[Material to process start]

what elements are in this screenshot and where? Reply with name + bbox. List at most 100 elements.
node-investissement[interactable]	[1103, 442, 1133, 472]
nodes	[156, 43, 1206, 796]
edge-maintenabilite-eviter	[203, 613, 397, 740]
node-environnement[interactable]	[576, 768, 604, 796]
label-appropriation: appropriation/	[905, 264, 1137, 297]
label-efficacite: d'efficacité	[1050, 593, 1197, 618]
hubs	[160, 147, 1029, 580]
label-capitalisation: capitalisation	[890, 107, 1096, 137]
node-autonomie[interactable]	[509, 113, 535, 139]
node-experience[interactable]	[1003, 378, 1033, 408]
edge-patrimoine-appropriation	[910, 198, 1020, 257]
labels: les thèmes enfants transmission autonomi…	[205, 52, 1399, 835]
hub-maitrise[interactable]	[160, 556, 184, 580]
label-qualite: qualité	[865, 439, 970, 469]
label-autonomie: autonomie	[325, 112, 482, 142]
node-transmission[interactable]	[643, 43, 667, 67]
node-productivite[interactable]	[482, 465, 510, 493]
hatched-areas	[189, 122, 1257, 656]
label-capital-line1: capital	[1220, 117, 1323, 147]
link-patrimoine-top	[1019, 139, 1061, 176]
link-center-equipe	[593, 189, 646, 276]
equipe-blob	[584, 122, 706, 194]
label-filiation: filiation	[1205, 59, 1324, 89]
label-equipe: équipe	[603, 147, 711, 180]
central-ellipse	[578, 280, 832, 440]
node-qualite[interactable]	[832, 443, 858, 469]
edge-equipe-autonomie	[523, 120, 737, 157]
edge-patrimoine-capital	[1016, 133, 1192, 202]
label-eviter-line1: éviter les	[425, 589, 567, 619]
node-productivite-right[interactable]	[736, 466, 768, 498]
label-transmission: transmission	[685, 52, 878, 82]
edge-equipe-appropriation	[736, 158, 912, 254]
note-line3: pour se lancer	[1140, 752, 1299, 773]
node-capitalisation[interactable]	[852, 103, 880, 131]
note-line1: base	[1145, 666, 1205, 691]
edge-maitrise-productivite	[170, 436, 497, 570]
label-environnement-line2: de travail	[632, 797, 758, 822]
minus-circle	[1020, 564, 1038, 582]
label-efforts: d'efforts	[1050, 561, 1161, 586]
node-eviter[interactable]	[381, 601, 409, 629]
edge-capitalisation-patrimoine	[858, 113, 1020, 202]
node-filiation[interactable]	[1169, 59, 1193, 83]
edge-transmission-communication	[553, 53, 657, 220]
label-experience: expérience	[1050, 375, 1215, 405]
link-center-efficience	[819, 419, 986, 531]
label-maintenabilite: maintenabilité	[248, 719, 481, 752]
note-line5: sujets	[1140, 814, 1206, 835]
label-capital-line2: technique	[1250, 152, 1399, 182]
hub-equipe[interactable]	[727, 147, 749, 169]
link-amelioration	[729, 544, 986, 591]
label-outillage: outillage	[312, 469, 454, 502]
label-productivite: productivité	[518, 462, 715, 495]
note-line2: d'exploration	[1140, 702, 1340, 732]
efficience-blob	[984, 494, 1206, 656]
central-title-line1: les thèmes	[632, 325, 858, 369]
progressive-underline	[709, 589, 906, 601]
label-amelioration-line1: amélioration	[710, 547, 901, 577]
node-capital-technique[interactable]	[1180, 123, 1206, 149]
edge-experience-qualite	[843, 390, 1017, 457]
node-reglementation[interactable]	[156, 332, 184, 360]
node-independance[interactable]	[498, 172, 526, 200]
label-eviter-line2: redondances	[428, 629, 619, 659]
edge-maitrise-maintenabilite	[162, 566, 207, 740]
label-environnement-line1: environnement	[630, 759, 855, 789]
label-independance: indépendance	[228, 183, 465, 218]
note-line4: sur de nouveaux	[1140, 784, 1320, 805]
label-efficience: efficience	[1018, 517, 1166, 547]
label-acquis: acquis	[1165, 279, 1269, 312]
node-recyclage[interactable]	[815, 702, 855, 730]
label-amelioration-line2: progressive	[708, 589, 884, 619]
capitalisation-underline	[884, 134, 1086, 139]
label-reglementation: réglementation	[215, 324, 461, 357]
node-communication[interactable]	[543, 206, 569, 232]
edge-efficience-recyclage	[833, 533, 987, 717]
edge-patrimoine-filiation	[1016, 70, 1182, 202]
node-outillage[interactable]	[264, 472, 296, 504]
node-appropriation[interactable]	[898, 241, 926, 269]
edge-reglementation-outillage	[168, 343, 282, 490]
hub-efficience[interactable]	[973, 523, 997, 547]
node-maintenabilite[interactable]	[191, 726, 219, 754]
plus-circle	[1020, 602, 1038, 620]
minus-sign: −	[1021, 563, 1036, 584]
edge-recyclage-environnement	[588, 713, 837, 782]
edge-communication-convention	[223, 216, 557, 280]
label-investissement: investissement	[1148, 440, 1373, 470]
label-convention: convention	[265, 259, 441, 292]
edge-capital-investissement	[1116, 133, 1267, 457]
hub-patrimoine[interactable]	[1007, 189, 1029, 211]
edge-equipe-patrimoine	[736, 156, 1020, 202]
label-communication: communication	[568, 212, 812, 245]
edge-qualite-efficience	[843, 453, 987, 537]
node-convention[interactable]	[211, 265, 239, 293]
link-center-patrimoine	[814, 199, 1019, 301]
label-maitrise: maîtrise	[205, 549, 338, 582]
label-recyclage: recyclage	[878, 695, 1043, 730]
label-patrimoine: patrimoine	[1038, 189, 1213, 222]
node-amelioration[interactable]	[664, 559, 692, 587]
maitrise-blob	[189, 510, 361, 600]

[Material to process end]

**Given request:** Rewrite every line of the listing, renaming "interactable" to "clickable" wherever it occurs and leaving everything else unchanged.

**Solution for this exercise:**
what elements are in this screenshot and where? Reply with name + bbox. List at most 100 elements.
node-investissement[clickable]	[1103, 442, 1133, 472]
nodes	[156, 43, 1206, 796]
edge-maintenabilite-eviter	[203, 613, 397, 740]
node-environnement[clickable]	[576, 768, 604, 796]
label-appropriation: appropriation/	[905, 264, 1137, 297]
label-efficacite: d'efficacité	[1050, 593, 1197, 618]
hubs	[160, 147, 1029, 580]
label-capitalisation: capitalisation	[890, 107, 1096, 137]
node-autonomie[clickable]	[509, 113, 535, 139]
node-experience[clickable]	[1003, 378, 1033, 408]
edge-patrimoine-appropriation	[910, 198, 1020, 257]
labels: les thèmes enfants transmission autonomi…	[205, 52, 1399, 835]
hub-maitrise[clickable]	[160, 556, 184, 580]
label-qualite: qualité	[865, 439, 970, 469]
label-autonomie: autonomie	[325, 112, 482, 142]
node-transmission[clickable]	[643, 43, 667, 67]
node-productivite[clickable]	[482, 465, 510, 493]
hatched-areas	[189, 122, 1257, 656]
label-capital-line1: capital	[1220, 117, 1323, 147]
link-patrimoine-top	[1019, 139, 1061, 176]
link-center-equipe	[593, 189, 646, 276]
equipe-blob	[584, 122, 706, 194]
label-filiation: filiation	[1205, 59, 1324, 89]
label-equipe: équipe	[603, 147, 711, 180]
central-ellipse	[578, 280, 832, 440]
node-qualite[clickable]	[832, 443, 858, 469]
edge-equipe-autonomie	[523, 120, 737, 157]
edge-patrimoine-capital	[1016, 133, 1192, 202]
label-eviter-line1: éviter les	[425, 589, 567, 619]
node-productivite-right[clickable]	[736, 466, 768, 498]
label-transmission: transmission	[685, 52, 878, 82]
edge-equipe-appropriation	[736, 158, 912, 254]
note-line3: pour se lancer	[1140, 752, 1299, 773]
node-capitalisation[clickable]	[852, 103, 880, 131]
note-line1: base	[1145, 666, 1205, 691]
edge-maitrise-productivite	[170, 436, 497, 570]
label-environnement-line2: de travail	[632, 797, 758, 822]
minus-circle	[1020, 564, 1038, 582]
label-efforts: d'efforts	[1050, 561, 1161, 586]
node-eviter[clickable]	[381, 601, 409, 629]
edge-capitalisation-patrimoine	[858, 113, 1020, 202]
node-filiation[clickable]	[1169, 59, 1193, 83]
edge-transmission-communication	[553, 53, 657, 220]
label-experience: expérience	[1050, 375, 1215, 405]
link-center-efficience	[819, 419, 986, 531]
label-maintenabilite: maintenabilité	[248, 719, 481, 752]
note-line5: sujets	[1140, 814, 1206, 835]
label-capital-line2: technique	[1250, 152, 1399, 182]
hub-equipe[clickable]	[727, 147, 749, 169]
link-amelioration	[729, 544, 986, 591]
label-outillage: outillage	[312, 469, 454, 502]
label-productivite: productivité	[518, 462, 715, 495]
note-line2: d'exploration	[1140, 702, 1340, 732]
efficience-blob	[984, 494, 1206, 656]
central-title-line1: les thèmes	[632, 325, 858, 369]
progressive-underline	[709, 589, 906, 601]
label-amelioration-line1: amélioration	[710, 547, 901, 577]
node-capital-technique[clickable]	[1180, 123, 1206, 149]
edge-experience-qualite	[843, 390, 1017, 457]
node-reglementation[clickable]	[156, 332, 184, 360]
node-independance[clickable]	[498, 172, 526, 200]
label-eviter-line2: redondances	[428, 629, 619, 659]
edge-maitrise-maintenabilite	[162, 566, 207, 740]
label-environnement-line1: environnement	[630, 759, 855, 789]
label-independance: indépendance	[228, 183, 465, 218]
note-line4: sur de nouveaux	[1140, 784, 1320, 805]
label-efficience: efficience	[1018, 517, 1166, 547]
label-acquis: acquis	[1165, 279, 1269, 312]
node-recyclage[clickable]	[815, 702, 855, 730]
label-amelioration-line2: progressive	[708, 589, 884, 619]
capitalisation-underline	[884, 134, 1086, 139]
label-reglementation: réglementation	[215, 324, 461, 357]
node-communication[clickable]	[543, 206, 569, 232]
edge-efficience-recyclage	[833, 533, 987, 717]
edge-patrimoine-filiation	[1016, 70, 1182, 202]
node-outillage[clickable]	[264, 472, 296, 504]
node-appropriation[clickable]	[898, 241, 926, 269]
edge-reglementation-outillage	[168, 343, 282, 490]
hub-efficience[clickable]	[973, 523, 997, 547]
node-maintenabilite[clickable]	[191, 726, 219, 754]
plus-circle	[1020, 602, 1038, 620]
minus-sign: −	[1021, 563, 1036, 584]
edge-recyclage-environnement	[588, 713, 837, 782]
edge-communication-convention	[223, 216, 557, 280]
label-investissement: investissement	[1148, 440, 1373, 470]
label-convention: convention	[265, 259, 441, 292]
edge-capital-investissement	[1116, 133, 1267, 457]
hub-patrimoine[clickable]	[1007, 189, 1029, 211]
edge-equipe-patrimoine	[736, 156, 1020, 202]
label-communication: communication	[568, 212, 812, 245]
edge-qualite-efficience	[843, 453, 987, 537]
node-convention[clickable]	[211, 265, 239, 293]
link-center-patrimoine	[814, 199, 1019, 301]
label-maitrise: maîtrise	[205, 549, 338, 582]
label-recyclage: recyclage	[878, 695, 1043, 730]
label-patrimoine: patrimoine	[1038, 189, 1213, 222]
node-amelioration[clickable]	[664, 559, 692, 587]
maitrise-blob	[189, 510, 361, 600]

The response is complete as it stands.